** begin Listed records **

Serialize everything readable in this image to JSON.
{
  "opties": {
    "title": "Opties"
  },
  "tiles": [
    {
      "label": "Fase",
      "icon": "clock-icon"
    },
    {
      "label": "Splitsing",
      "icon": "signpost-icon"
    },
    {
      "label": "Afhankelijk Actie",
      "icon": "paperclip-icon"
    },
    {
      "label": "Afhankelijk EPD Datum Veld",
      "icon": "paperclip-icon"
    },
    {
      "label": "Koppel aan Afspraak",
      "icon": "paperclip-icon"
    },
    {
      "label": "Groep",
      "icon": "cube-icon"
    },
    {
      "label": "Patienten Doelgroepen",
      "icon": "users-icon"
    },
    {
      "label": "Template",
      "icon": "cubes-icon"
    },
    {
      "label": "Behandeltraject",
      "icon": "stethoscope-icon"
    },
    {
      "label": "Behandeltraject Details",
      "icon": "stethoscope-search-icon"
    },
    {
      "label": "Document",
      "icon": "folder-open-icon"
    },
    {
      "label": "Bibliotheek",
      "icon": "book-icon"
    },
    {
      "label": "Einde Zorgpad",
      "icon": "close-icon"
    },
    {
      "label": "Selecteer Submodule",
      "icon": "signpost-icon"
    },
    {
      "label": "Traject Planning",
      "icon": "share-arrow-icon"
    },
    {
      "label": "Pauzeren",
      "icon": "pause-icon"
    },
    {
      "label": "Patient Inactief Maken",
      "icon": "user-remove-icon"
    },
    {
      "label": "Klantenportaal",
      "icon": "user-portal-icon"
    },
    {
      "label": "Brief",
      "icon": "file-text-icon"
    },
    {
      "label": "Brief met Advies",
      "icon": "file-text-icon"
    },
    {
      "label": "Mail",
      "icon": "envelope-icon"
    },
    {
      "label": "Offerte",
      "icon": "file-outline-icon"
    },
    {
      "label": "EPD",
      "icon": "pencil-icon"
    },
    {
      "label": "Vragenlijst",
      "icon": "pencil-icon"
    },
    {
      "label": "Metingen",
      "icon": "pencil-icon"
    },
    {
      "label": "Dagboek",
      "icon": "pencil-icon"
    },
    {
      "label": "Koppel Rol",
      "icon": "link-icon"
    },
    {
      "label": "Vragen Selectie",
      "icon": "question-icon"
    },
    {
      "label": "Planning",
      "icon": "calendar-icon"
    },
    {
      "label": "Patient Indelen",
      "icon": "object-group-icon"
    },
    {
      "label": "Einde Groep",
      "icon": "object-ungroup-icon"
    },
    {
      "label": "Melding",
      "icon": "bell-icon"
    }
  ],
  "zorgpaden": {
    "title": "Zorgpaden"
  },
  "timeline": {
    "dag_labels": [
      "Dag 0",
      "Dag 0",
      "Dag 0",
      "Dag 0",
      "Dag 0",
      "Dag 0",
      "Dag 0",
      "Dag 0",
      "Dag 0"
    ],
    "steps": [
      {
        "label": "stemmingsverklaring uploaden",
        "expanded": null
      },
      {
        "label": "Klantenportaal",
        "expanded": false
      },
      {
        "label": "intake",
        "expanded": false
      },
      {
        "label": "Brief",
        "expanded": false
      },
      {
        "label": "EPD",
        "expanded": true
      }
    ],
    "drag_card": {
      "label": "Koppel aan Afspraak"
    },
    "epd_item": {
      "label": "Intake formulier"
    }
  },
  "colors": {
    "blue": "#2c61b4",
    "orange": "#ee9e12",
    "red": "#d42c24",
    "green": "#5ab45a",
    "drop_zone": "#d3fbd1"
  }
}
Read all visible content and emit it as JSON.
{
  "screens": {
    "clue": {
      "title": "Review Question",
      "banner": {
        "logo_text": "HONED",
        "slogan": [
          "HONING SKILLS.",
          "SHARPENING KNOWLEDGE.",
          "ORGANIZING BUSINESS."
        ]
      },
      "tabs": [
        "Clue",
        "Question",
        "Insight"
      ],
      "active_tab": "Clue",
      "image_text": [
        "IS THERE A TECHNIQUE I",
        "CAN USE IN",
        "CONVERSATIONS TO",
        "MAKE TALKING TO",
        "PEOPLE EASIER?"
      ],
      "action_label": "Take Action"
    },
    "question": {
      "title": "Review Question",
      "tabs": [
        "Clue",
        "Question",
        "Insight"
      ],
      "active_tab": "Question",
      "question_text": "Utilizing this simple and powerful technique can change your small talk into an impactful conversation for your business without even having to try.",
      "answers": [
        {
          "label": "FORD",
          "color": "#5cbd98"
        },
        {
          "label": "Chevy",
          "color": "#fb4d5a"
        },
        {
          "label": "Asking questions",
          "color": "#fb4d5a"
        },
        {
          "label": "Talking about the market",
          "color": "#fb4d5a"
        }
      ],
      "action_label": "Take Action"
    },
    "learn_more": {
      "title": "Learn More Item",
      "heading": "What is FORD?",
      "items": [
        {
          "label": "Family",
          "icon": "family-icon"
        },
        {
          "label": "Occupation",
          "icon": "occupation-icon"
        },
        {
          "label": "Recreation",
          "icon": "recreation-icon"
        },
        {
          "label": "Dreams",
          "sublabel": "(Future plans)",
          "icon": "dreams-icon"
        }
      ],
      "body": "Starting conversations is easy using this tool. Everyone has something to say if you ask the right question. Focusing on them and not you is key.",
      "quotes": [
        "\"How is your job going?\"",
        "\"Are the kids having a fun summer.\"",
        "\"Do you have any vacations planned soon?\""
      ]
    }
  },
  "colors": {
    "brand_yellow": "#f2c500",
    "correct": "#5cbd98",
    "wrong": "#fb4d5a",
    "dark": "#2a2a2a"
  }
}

** end Listed records **

Task details.
Copy every record exactly as presented.

Task solution.
Serialize everything readable in this image to JSON.
{
  "opties": {
    "title": "Opties"
  },
  "tiles": [
    {
      "label": "Fase",
      "icon": "clock-icon"
    },
    {
      "label": "Splitsing",
      "icon": "signpost-icon"
    },
    {
      "label": "Afhankelijk Actie",
      "icon": "paperclip-icon"
    },
    {
      "label": "Afhankelijk EPD Datum Veld",
      "icon": "paperclip-icon"
    },
    {
      "label": "Koppel aan Afspraak",
      "icon": "paperclip-icon"
    },
    {
      "label": "Groep",
      "icon": "cube-icon"
    },
    {
      "label": "Patienten Doelgroepen",
      "icon": "users-icon"
    },
    {
      "label": "Template",
      "icon": "cubes-icon"
    },
    {
      "label": "Behandeltraject",
      "icon": "stethoscope-icon"
    },
    {
      "label": "Behandeltraject Details",
      "icon": "stethoscope-search-icon"
    },
    {
      "label": "Document",
      "icon": "folder-open-icon"
    },
    {
      "label": "Bibliotheek",
      "icon": "book-icon"
    },
    {
      "label": "Einde Zorgpad",
      "icon": "close-icon"
    },
    {
      "label": "Selecteer Submodule",
      "icon": "signpost-icon"
    },
    {
      "label": "Traject Planning",
      "icon": "share-arrow-icon"
    },
    {
      "label": "Pauzeren",
      "icon": "pause-icon"
    },
    {
      "label": "Patient Inactief Maken",
      "icon": "user-remove-icon"
    },
    {
      "label": "Klantenportaal",
      "icon": "user-portal-icon"
    },
    {
      "label": "Brief",
      "icon": "file-text-icon"
    },
    {
      "label": "Brief met Advies",
      "icon": "file-text-icon"
    },
    {
      "label": "Mail",
      "icon": "envelope-icon"
    },
    {
      "label": "Offerte",
      "icon": "file-outline-icon"
    },
    {
      "label": "EPD",
      "icon": "pencil-icon"
    },
    {
      "label": "Vragenlijst",
      "icon": "pencil-icon"
    },
    {
      "label": "Metingen",
      "icon": "pencil-icon"
    },
    {
      "label": "Dagboek",
      "icon": "pencil-icon"
    },
    {
      "label": "Koppel Rol",
      "icon": "link-icon"
    },
    {
      "label": "Vragen Selectie",
      "icon": "question-icon"
    },
    {
      "label": "Planning",
      "icon": "calendar-icon"
    },
    {
      "label": "Patient Indelen",
      "icon": "object-group-icon"
    },
    {
      "label": "Einde Groep",
      "icon": "object-ungroup-icon"
    },
    {
      "label": "Melding",
      "icon": "bell-icon"
    }
  ],
  "zorgpaden": {
    "title": "Zorgpaden"
  },
  "timeline": {
    "dag_labels": [
      "Dag 0",
      "Dag 0",
      "Dag 0",
      "Dag 0",
      "Dag 0",
      "Dag 0",
      "Dag 0",
      "Dag 0",
      "Dag 0"
    ],
    "steps": [
      {
        "label": "stemmingsverklaring uploaden",
        "expanded": null
      },
      {
        "label": "Klantenportaal",
        "expanded": false
      },
      {
        "label": "intake",
        "expanded": false
      },
      {
        "label": "Brief",
        "expanded": false
      },
      {
        "label": "EPD",
        "expanded": true
      }
    ],
    "drag_card": {
      "label": "Koppel aan Afspraak"
    },
    "epd_item": {
      "label": "Intake formulier"
    }
  },
  "colors": {
    "blue": "#2c61b4",
    "orange": "#ee9e12",
    "red": "#d42c24",
    "green": "#5ab45a",
    "drop_zone": "#d3fbd1"
  }
}
Read all visible content and emit it as JSON.
{
  "screens": {
    "clue": {
      "title": "Review Question",
      "banner": {
        "logo_text": "HONED",
        "slogan": [
          "HONING SKILLS.",
          "SHARPENING KNOWLEDGE.",
          "ORGANIZING BUSINESS."
        ]
      },
      "tabs": [
        "Clue",
        "Question",
        "Insight"
      ],
      "active_tab": "Clue",
      "image_text": [
        "IS THERE A TECHNIQUE I",
        "CAN USE IN",
        "CONVERSATIONS TO",
        "MAKE TALKING TO",
        "PEOPLE EASIER?"
      ],
      "action_label": "Take Action"
    },
    "question": {
      "title": "Review Question",
      "tabs": [
        "Clue",
        "Question",
        "Insight"
      ],
      "active_tab": "Question",
      "question_text": "Utilizing this simple and powerful technique can change your small talk into an impactful conversation for your business without even having to try.",
      "answers": [
        {
          "label": "FORD",
          "color": "#5cbd98"
        },
        {
          "label": "Chevy",
          "color": "#fb4d5a"
        },
        {
          "label": "Asking questions",
          "color": "#fb4d5a"
        },
        {
          "label": "Talking about the market",
          "color": "#fb4d5a"
        }
      ],
      "action_label": "Take Action"
    },
    "learn_more": {
      "title": "Learn More Item",
      "heading": "What is FORD?",
      "items": [
        {
          "label": "Family",
          "icon": "family-icon"
        },
        {
          "label": "Occupation",
          "icon": "occupation-icon"
        },
        {
          "label": "Recreation",
          "icon": "recreation-icon"
        },
        {
          "label": "Dreams",
          "sublabel": "(Future plans)",
          "icon": "dreams-icon"
        }
      ],
      "body": "Starting conversations is easy using this tool. Everyone has something to say if you ask the right question. Focusing on them and not you is key.",
      "quotes": [
        "\"How is your job going?\"",
        "\"Are the kids having a fun summer.\"",
        "\"Do you have any vacations planned soon?\""
      ]
    }
  },
  "colors": {
    "brand_yellow": "#f2c500",
    "correct": "#5cbd98",
    "wrong": "#fb4d5a",
    "dark": "#2a2a2a"
  }
}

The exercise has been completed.